• Task to complete
Below are the entries; count the lines in them that contain the word "flex" and give only the number.

• Extracted material
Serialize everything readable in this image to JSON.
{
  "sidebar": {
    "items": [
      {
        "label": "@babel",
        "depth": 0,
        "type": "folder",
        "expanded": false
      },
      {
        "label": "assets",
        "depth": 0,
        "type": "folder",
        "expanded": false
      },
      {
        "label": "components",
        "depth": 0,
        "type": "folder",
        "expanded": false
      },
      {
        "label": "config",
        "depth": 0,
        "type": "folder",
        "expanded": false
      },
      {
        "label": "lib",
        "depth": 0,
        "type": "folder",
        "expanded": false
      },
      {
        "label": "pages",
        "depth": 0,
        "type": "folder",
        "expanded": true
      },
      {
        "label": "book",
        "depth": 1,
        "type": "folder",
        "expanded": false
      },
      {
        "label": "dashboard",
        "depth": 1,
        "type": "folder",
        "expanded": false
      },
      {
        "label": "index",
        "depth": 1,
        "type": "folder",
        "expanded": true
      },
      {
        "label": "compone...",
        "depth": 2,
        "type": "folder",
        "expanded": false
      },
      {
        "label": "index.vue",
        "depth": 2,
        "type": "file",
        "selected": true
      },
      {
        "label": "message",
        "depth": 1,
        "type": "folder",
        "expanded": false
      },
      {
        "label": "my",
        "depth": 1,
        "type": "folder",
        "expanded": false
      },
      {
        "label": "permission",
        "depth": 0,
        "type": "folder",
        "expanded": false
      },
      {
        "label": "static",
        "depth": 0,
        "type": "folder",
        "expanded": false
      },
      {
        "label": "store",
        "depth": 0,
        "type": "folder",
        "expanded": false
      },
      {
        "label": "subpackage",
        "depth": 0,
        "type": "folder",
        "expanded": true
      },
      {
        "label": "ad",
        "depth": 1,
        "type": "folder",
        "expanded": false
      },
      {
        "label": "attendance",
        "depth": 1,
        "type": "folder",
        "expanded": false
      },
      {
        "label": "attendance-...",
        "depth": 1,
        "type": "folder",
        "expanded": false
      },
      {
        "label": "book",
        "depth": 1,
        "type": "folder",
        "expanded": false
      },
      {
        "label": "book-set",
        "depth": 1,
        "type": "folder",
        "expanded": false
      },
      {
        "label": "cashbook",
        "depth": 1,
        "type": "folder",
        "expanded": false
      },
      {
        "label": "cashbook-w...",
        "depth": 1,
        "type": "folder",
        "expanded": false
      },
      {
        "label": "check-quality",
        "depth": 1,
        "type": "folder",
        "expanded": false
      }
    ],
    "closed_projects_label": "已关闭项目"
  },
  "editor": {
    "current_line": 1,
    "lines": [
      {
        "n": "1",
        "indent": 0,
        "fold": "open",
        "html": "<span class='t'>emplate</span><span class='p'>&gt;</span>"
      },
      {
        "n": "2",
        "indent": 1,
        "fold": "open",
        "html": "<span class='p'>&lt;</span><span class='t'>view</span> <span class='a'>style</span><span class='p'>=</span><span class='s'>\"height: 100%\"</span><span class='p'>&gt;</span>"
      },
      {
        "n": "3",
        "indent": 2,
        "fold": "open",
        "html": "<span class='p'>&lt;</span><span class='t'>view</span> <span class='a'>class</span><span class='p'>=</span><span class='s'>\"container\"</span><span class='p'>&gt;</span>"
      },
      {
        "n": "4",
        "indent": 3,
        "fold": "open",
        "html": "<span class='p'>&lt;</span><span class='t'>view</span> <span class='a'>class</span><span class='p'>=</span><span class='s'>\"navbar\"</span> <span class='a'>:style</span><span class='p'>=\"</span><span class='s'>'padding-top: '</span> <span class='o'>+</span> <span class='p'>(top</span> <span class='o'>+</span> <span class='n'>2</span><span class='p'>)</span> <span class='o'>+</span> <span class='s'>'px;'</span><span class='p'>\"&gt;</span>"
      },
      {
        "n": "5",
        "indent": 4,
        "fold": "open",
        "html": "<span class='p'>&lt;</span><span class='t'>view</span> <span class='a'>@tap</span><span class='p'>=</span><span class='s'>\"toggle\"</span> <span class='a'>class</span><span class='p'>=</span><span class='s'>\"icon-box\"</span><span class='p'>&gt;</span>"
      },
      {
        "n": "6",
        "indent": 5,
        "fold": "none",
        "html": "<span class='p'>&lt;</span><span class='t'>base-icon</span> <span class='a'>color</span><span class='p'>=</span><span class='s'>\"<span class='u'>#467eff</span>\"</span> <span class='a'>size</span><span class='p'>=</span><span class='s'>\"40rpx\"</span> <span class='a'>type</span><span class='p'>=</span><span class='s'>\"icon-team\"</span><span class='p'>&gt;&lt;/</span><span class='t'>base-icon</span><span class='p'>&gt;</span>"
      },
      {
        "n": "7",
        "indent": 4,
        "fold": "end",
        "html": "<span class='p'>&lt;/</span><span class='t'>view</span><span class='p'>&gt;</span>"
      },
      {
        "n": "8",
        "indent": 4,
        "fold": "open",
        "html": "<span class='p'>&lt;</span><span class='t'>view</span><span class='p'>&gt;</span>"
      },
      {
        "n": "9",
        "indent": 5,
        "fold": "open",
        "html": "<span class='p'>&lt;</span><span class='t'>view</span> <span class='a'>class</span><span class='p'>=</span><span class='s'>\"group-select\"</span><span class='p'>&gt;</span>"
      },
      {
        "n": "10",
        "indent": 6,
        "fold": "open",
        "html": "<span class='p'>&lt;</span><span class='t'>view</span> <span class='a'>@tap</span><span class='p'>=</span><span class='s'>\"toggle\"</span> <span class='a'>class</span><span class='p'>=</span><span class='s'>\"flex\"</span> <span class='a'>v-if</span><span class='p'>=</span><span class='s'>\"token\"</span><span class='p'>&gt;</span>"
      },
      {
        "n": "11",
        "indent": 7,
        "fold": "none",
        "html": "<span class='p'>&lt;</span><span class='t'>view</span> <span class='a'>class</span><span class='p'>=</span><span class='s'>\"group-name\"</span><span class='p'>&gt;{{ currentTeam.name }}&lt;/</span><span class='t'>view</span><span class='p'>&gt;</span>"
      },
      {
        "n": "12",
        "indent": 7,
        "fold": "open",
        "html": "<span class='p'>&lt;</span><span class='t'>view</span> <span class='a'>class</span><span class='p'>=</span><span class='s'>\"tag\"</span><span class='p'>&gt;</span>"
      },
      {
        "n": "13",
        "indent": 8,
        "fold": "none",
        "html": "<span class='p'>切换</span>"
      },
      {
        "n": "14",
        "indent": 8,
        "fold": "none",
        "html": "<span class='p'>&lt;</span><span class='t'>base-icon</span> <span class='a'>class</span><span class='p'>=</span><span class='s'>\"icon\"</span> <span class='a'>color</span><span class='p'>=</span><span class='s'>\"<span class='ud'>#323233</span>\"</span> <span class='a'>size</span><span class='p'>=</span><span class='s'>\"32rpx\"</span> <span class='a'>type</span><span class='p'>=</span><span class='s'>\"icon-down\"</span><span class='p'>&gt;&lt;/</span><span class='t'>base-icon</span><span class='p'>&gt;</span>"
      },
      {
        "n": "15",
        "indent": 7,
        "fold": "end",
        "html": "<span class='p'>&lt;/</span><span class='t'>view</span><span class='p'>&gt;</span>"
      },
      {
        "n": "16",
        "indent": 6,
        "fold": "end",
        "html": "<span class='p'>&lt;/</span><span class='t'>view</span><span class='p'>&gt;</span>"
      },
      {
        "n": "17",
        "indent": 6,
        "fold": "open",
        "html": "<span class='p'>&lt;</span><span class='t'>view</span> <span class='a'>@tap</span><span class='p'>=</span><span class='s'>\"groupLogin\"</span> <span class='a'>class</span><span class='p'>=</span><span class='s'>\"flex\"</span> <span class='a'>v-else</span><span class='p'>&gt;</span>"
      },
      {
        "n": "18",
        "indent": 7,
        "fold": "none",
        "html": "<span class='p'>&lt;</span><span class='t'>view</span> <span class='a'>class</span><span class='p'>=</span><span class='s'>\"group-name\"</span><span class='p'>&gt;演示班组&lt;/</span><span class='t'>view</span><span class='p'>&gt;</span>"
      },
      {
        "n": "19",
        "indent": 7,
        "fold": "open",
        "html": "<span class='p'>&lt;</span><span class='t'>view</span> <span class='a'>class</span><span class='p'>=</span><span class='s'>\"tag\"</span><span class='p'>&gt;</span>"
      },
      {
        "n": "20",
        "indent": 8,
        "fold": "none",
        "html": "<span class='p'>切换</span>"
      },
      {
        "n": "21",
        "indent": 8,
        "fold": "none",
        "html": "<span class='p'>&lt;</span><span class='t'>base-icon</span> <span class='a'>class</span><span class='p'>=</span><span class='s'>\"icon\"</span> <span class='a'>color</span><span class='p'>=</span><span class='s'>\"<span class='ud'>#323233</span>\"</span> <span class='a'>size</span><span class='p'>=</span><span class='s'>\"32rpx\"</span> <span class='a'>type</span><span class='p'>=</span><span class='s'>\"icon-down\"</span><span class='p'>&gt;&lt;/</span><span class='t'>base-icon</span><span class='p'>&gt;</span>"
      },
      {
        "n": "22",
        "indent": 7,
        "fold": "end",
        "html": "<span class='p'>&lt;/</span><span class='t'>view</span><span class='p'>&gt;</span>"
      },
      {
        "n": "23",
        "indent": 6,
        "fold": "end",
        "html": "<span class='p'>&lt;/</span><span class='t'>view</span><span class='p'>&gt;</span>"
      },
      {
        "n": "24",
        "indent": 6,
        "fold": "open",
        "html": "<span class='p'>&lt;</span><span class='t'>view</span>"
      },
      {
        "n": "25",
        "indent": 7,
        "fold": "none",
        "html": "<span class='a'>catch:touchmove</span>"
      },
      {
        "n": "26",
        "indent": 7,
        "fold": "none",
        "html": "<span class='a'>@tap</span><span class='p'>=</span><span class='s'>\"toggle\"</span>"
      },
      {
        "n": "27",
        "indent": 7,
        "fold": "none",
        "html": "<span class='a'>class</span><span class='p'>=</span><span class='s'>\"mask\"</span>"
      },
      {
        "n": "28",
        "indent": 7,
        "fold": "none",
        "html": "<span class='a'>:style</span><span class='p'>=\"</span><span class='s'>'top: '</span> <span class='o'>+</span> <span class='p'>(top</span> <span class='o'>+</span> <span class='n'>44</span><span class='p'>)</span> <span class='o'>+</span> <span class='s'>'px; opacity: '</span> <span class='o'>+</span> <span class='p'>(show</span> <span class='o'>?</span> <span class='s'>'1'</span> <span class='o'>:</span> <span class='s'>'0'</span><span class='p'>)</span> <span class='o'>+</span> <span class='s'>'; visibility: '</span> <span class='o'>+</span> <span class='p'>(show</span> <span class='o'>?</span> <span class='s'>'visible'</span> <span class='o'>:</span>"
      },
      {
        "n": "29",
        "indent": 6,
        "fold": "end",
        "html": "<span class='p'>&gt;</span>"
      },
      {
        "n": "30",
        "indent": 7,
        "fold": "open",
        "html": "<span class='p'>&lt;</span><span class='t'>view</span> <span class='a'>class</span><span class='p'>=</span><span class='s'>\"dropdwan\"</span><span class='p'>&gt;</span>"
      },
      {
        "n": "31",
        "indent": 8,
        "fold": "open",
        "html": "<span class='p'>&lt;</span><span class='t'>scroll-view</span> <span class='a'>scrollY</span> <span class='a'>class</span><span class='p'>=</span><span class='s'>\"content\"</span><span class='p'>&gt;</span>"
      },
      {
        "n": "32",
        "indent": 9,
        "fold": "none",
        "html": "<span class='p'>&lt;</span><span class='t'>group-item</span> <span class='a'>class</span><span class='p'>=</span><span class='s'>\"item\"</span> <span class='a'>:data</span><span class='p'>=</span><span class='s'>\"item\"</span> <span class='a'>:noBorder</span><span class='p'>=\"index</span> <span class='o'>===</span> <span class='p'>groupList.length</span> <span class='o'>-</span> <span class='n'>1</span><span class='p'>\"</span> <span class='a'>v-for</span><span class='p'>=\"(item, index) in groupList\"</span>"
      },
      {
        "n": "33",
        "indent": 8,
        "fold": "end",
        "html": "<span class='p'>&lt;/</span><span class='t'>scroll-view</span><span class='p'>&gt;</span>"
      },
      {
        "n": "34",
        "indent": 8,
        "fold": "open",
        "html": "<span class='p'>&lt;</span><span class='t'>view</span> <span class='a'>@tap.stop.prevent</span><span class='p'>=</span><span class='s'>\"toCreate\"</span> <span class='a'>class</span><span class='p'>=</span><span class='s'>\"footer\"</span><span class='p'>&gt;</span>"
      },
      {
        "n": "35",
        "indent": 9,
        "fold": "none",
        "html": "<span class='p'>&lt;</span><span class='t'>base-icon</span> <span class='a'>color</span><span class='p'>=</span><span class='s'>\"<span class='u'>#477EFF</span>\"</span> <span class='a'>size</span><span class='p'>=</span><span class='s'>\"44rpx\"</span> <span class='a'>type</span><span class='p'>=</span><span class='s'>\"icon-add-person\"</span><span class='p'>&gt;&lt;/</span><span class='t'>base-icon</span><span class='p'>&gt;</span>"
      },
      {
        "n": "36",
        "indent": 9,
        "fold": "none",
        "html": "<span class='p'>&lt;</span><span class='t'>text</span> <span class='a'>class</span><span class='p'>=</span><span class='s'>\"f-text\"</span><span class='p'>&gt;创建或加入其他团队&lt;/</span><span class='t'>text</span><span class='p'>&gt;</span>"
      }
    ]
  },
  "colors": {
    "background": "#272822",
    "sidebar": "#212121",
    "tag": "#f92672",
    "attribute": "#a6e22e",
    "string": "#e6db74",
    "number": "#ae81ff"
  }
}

• Result of this task
2